## SHORT TASK 1
Translate this sentence from the cherry tomato pasta sauce text below into Spanish: "It’s an old family tradition that I hold dear."
## SHORT TASK 2
In the listing below, print the lines from the line with "- data-point-u: [793, 920, 804, 931]" up to and including the line with "- right-y-ticks: −300", unchanged.

Take your pasta to the next level with this super simple, FRESH and Flavorful Creamy Roasted Cherry Tomato Pasta Sauce recipe! It’s made with just five ingredients, gluten-free, low-carb, vegetarian, Vegan option.
This tomato sauce recipe is naturally sweet, very fresh and simply delicious! It taste like summer is in your plate… any time of year. The flavors are incredible. Imagine the aroma of roasted garlic in olive oil with cherry tomatoes…Yummy! And when you see how simple it is to make this recipe, you’ll be amazed.
We’ve planted cherry tomatoes in our garden and had an abundance of these delicious little sweet tomatoes. We just LOVE them. They’re a healthy snack and will perk up just about anything. Read more about cherry tomato variations.
I’m not a novice at making tomato sauce from fresh tomatoes. Maybe it’s just inherent in me coming from my Italian ethnicity or maybe it’s because I watched my mom and aunt can Jersey tomatoes every summer when I was a kid. It was my job to turn the tomato strainer handle in what felt like a million times to an 8 year old. It’s an old family tradition that I hold dear.
I just LOVE tomato sauce! I dip my bread in it, smother it all over my pasta and secretly want to bathe in it. Just kidding…
How to Make Tomato Sauce from Cherry Tomatoes
Here’s a quick summary of this recipe but, the full printable recipe card is below.
- Roast the tomatoes and garlic with EVOO in the oven.
- Put them in a blender.
- Add basil, salt, pepper, cream.
How easy is that? Check out the additions and substitutions below in case you’re feeling ambitious or if you just don’t have an ingredient. You can still make a tasty sauce. I’m all about improvising and you can discover recipes that are keepers that way.

## ITEMS
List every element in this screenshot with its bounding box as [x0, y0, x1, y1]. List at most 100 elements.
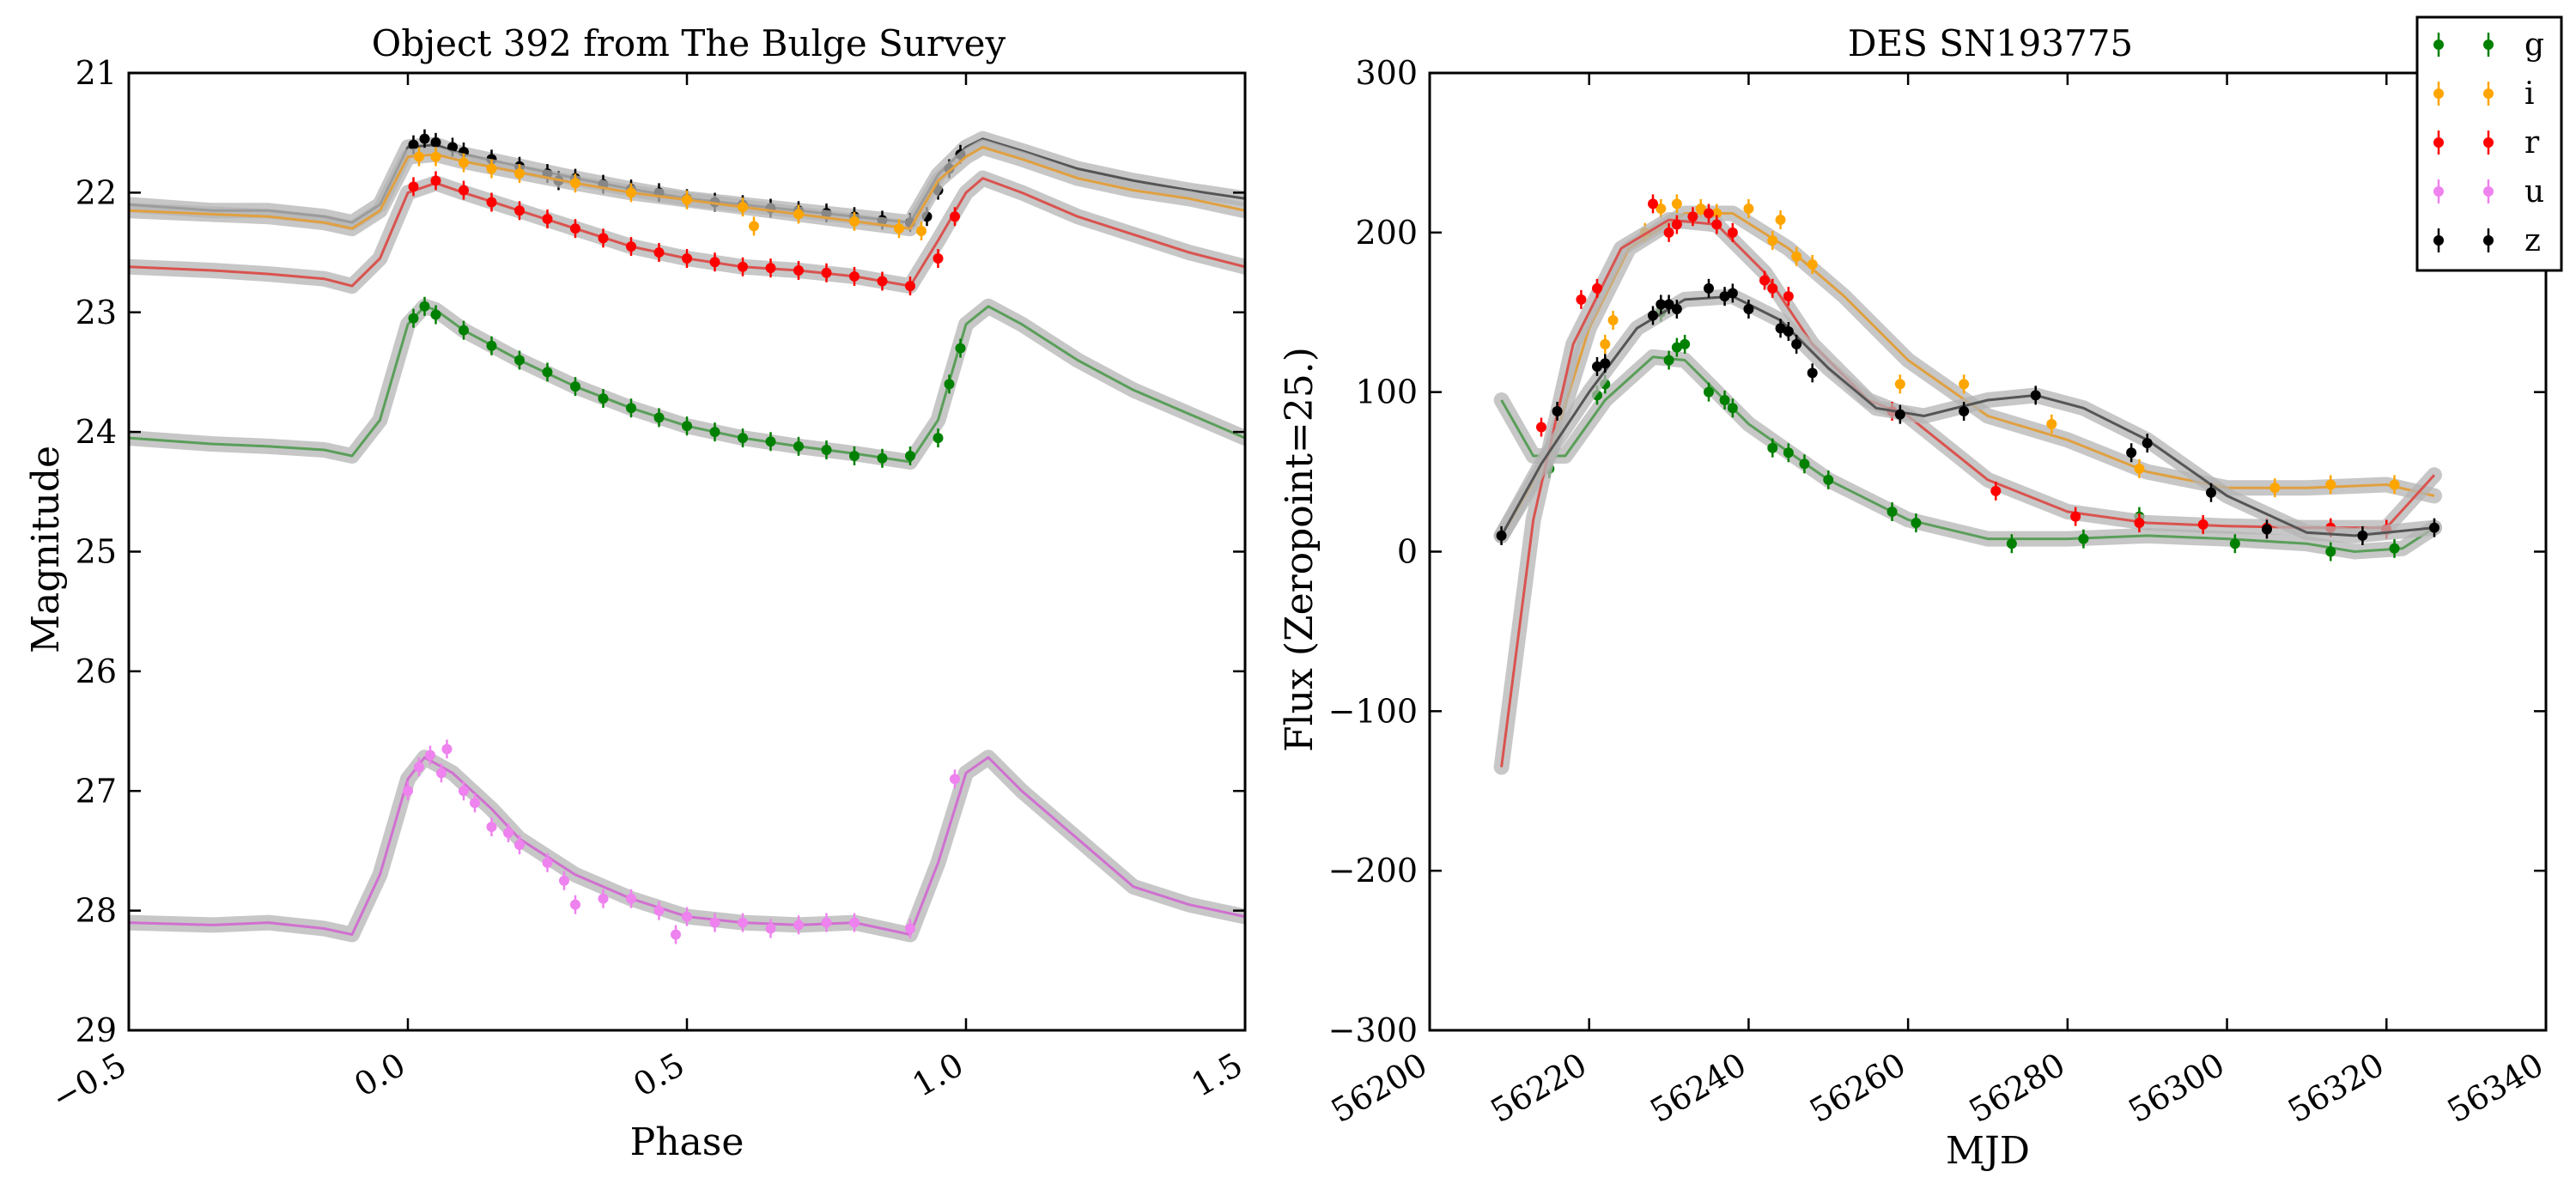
- data-point-u: [793, 920, 804, 931]
- data-point-i: [1894, 379, 1905, 390]
- data-point-u: [441, 744, 453, 755]
- data-point-g: [905, 451, 915, 461]
- data-point-g: [1886, 507, 1898, 518]
- data-point-g: [821, 445, 832, 456]
- y-tick-label: 26: [76, 653, 117, 690]
- data-point-r: [2134, 518, 2145, 529]
- data-point-z: [1600, 358, 1611, 369]
- data-point-i: [1607, 315, 1619, 326]
- data-point-z: [1656, 299, 1667, 310]
- left-x-axis-label: Phase: [630, 1120, 744, 1164]
- left-y-axis-label: Magnitude: [24, 446, 68, 653]
- data-point-g: [419, 300, 430, 312]
- data-point-i: [1807, 259, 1818, 270]
- right-chart-title: DES SN193775: [1848, 22, 2133, 64]
- data-point-g: [1727, 403, 1738, 414]
- data-point-u: [470, 798, 480, 809]
- data-point-r: [738, 261, 748, 272]
- data-point-r: [821, 267, 832, 278]
- legend-label: z: [2524, 223, 2541, 258]
- data-point-g: [955, 343, 966, 354]
- data-point-g: [2078, 533, 2089, 544]
- model-curve-z: [1500, 294, 2435, 537]
- data-point-r: [709, 257, 720, 268]
- data-point-u: [459, 786, 469, 797]
- data-point-u: [738, 917, 748, 928]
- data-point-u: [709, 917, 720, 928]
- light-curve-panel-left: Object 392 from The Bulge Survey −0.5 0.0…: [24, 22, 1249, 1164]
- data-point-i: [916, 225, 927, 236]
- data-point-i: [626, 187, 636, 198]
- legend-entry-u: u: [2433, 174, 2544, 209]
- data-point-r: [849, 270, 860, 282]
- data-point-r: [793, 264, 804, 276]
- data-point-g: [514, 355, 525, 366]
- x-tick-label: 56220: [1485, 1046, 1594, 1131]
- data-point-z: [419, 133, 430, 144]
- model-curve-g: [1500, 355, 2435, 553]
- data-point-r: [950, 211, 960, 222]
- data-point-g: [2006, 538, 2017, 549]
- legend-label: i: [2524, 76, 2535, 112]
- right-y-axis-label: Flux (Zeropoint=25.): [1278, 347, 1321, 752]
- data-point-r: [2197, 519, 2208, 530]
- data-point-i: [1743, 203, 1754, 214]
- legend-marker: [2483, 186, 2494, 197]
- y-tick-label: 0: [1397, 533, 1418, 571]
- data-point-r: [598, 233, 609, 244]
- data-point-z: [1783, 326, 1794, 337]
- data-point-g: [2325, 546, 2336, 557]
- data-point-r: [653, 247, 665, 258]
- data-point-u: [682, 911, 692, 922]
- data-point-r: [1671, 219, 1682, 230]
- right-y-ticks: −300 −200 −100 0 100 200 300: [1328, 54, 2546, 1049]
- data-point-u: [414, 762, 424, 773]
- data-point-z: [1552, 405, 1563, 416]
- data-point-g: [933, 433, 944, 444]
- data-point-r: [626, 241, 636, 252]
- data-point-z: [2126, 447, 2137, 458]
- right-x-ticks: 56200 56220 56240 56260 56280 56300 56320 56340: [1325, 73, 2550, 1130]
- data-point-z: [1592, 361, 1602, 372]
- data-point-z: [2262, 524, 2272, 535]
- data-point-g: [1823, 474, 1834, 485]
- y-tick-label: 300: [1355, 54, 1418, 92]
- data-point-r: [933, 253, 944, 264]
- y-tick-label: −300: [1328, 1011, 1418, 1049]
- right-x-axis-label: MJD: [1946, 1129, 2030, 1173]
- legend-label: u: [2524, 174, 2544, 209]
- data-point-i: [486, 163, 497, 174]
- legend-label: g: [2524, 27, 2544, 63]
- data-point-z: [1727, 288, 1738, 299]
- data-point-g: [430, 309, 441, 320]
- data-point-r: [430, 175, 441, 186]
- data-point-i: [2134, 463, 2145, 474]
- left-x-ticks: −0.5 0.0 0.5 1.0 1.5: [46, 73, 1249, 1118]
- data-point-z: [1663, 299, 1674, 310]
- data-point-z: [1496, 530, 1507, 541]
- data-point-i: [793, 209, 804, 220]
- x-tick-label: 56200: [1325, 1046, 1434, 1131]
- legend-entry-r: r: [2433, 125, 2540, 161]
- data-point-z: [1807, 367, 1818, 379]
- legend-marker: [2433, 186, 2444, 197]
- x-tick-label: 56340: [2441, 1046, 2550, 1131]
- data-point-u: [671, 929, 681, 940]
- data-point-r: [570, 223, 580, 234]
- left-chart-title: Object 392 from The Bulge Survey: [372, 22, 1006, 64]
- data-point-g: [542, 367, 553, 378]
- data-point-z: [2142, 438, 2153, 449]
- data-point-r: [1704, 208, 1714, 219]
- data-point-g: [849, 451, 860, 461]
- legend-marker: [2483, 39, 2494, 50]
- data-point-i: [682, 194, 692, 205]
- data-point-r: [459, 185, 469, 196]
- x-tick-label: 0.0: [348, 1046, 411, 1104]
- data-point-u: [598, 893, 609, 904]
- data-point-z: [447, 142, 458, 153]
- data-point-g: [1680, 338, 1691, 349]
- data-point-g: [459, 325, 469, 336]
- legend-entry-g: g: [2433, 27, 2544, 63]
- y-tick-label: −100: [1328, 692, 1418, 730]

## TASK RESULT 1
Es una vieja tradición familiar que aprecio mucho.

## TASK RESULT 2
- data-point-u: [793, 920, 804, 931]
- data-point-i: [1894, 379, 1905, 390]
- data-point-u: [441, 744, 453, 755]
- data-point-g: [905, 451, 915, 461]
- data-point-g: [1886, 507, 1898, 518]
- data-point-g: [821, 445, 832, 456]
- y-tick-label: 26: [76, 653, 117, 690]
- data-point-r: [2134, 518, 2145, 529]
- data-point-z: [1600, 358, 1611, 369]
- data-point-i: [1607, 315, 1619, 326]
- data-point-z: [1656, 299, 1667, 310]
- left-x-axis-label: Phase: [630, 1120, 744, 1164]
- left-y-axis-label: Magnitude: [24, 446, 68, 653]
- data-point-g: [419, 300, 430, 312]
- data-point-i: [1807, 259, 1818, 270]
- right-chart-title: DES SN193775: [1848, 22, 2133, 64]
- data-point-g: [1727, 403, 1738, 414]
- data-point-u: [470, 798, 480, 809]
- data-point-r: [738, 261, 748, 272]
- data-point-r: [821, 267, 832, 278]
- legend-label: z: [2524, 223, 2541, 258]
- data-point-g: [955, 343, 966, 354]
- data-point-g: [2078, 533, 2089, 544]
- model-curve-z: [1500, 294, 2435, 537]
- data-point-r: [709, 257, 720, 268]
- data-point-u: [459, 786, 469, 797]
- data-point-u: [738, 917, 748, 928]
- data-point-u: [709, 917, 720, 928]
- light-curve-panel-left: Object 392 from The Bulge Survey −0.5 0.0…: [24, 22, 1249, 1164]
- data-point-i: [916, 225, 927, 236]
- data-point-i: [626, 187, 636, 198]
- legend-entry-u: u: [2433, 174, 2544, 209]
- data-point-r: [849, 270, 860, 282]
- data-point-r: [793, 264, 804, 276]
- data-point-g: [514, 355, 525, 366]
- x-tick-label: 56220: [1485, 1046, 1594, 1131]
- data-point-z: [419, 133, 430, 144]
- model-curve-g: [1500, 355, 2435, 553]
- data-point-r: [950, 211, 960, 222]
- data-point-g: [2006, 538, 2017, 549]
- legend-label: i: [2524, 76, 2535, 112]
- right-y-axis-label: Flux (Zeropoint=25.): [1278, 347, 1321, 752]
- data-point-r: [2197, 519, 2208, 530]
- data-point-i: [1743, 203, 1754, 214]
- legend-marker: [2483, 186, 2494, 197]
- y-tick-label: 0: [1397, 533, 1418, 571]
- data-point-r: [598, 233, 609, 244]
- data-point-z: [1783, 326, 1794, 337]
- data-point-g: [2325, 546, 2336, 557]
- data-point-r: [653, 247, 665, 258]
- data-point-u: [682, 911, 692, 922]
- data-point-r: [1671, 219, 1682, 230]
- right-y-ticks: −300 −200 −100 0 100 200 300: [1328, 54, 2546, 1049]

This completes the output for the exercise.